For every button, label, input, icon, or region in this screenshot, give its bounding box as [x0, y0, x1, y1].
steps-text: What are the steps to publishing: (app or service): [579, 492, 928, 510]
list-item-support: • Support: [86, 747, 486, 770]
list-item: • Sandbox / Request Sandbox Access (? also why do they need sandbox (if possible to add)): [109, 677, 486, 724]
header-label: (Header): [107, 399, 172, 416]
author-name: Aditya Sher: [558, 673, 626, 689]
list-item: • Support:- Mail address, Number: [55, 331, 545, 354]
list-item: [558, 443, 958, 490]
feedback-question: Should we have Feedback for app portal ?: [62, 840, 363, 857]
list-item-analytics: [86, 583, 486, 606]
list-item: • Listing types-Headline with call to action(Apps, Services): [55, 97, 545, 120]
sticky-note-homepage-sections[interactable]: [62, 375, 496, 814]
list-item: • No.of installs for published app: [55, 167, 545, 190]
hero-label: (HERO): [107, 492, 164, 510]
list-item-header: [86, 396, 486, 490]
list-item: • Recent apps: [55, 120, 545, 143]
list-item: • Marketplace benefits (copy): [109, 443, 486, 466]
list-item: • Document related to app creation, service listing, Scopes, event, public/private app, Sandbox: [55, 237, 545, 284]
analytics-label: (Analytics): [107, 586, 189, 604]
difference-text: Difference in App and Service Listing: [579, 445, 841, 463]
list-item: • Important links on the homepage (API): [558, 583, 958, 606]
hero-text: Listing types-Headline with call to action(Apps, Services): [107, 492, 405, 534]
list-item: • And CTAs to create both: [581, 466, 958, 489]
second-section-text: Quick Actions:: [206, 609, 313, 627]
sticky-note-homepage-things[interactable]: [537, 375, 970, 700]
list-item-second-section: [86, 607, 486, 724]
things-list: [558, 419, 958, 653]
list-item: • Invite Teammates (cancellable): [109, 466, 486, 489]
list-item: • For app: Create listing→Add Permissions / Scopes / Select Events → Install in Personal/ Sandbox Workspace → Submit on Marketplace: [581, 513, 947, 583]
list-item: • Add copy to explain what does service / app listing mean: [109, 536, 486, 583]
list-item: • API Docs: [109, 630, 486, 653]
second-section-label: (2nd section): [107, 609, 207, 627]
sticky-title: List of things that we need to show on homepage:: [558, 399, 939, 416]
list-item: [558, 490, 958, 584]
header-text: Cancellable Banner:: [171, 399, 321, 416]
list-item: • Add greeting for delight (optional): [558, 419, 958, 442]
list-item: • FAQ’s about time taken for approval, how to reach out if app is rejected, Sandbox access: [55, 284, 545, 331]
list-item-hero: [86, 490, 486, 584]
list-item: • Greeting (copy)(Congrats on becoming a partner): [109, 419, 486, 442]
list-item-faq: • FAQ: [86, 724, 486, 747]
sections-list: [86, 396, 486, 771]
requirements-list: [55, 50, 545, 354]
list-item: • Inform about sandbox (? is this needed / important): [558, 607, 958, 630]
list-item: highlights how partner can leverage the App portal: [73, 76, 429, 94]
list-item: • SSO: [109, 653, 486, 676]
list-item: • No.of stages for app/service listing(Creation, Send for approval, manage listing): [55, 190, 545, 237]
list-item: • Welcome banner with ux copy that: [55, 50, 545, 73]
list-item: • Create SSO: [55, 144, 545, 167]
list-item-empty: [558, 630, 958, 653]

**Exercise description**
Edit the entries from the start through the line containing "list-item: • No.of installs", replacing "Mail address" with "Email address" and leaving everything else unchanged.

**Written answer**
For every button, label, input, icon, or region in this screenshot, give its bounding box as [x0, y0, x1, y1].
steps-text: What are the steps to publishing: (app or service): [579, 492, 928, 510]
list-item-support: • Support: [86, 747, 486, 770]
list-item: • Sandbox / Request Sandbox Access (? also why do they need sandbox (if possible to add)): [109, 677, 486, 724]
header-label: (Header): [107, 399, 172, 416]
author-name: Aditya Sher: [558, 673, 626, 689]
list-item: • Support:- Email address, Number: [55, 331, 545, 354]
list-item: [558, 443, 958, 490]
feedback-question: Should we have Feedback for app portal ?: [62, 840, 363, 857]
list-item-analytics: [86, 583, 486, 606]
list-item: • Listing types-Headline with call to action(Apps, Services): [55, 97, 545, 120]
sticky-note-homepage-sections[interactable]: [62, 375, 496, 814]
list-item: • No.of installs for published app: [55, 167, 545, 190]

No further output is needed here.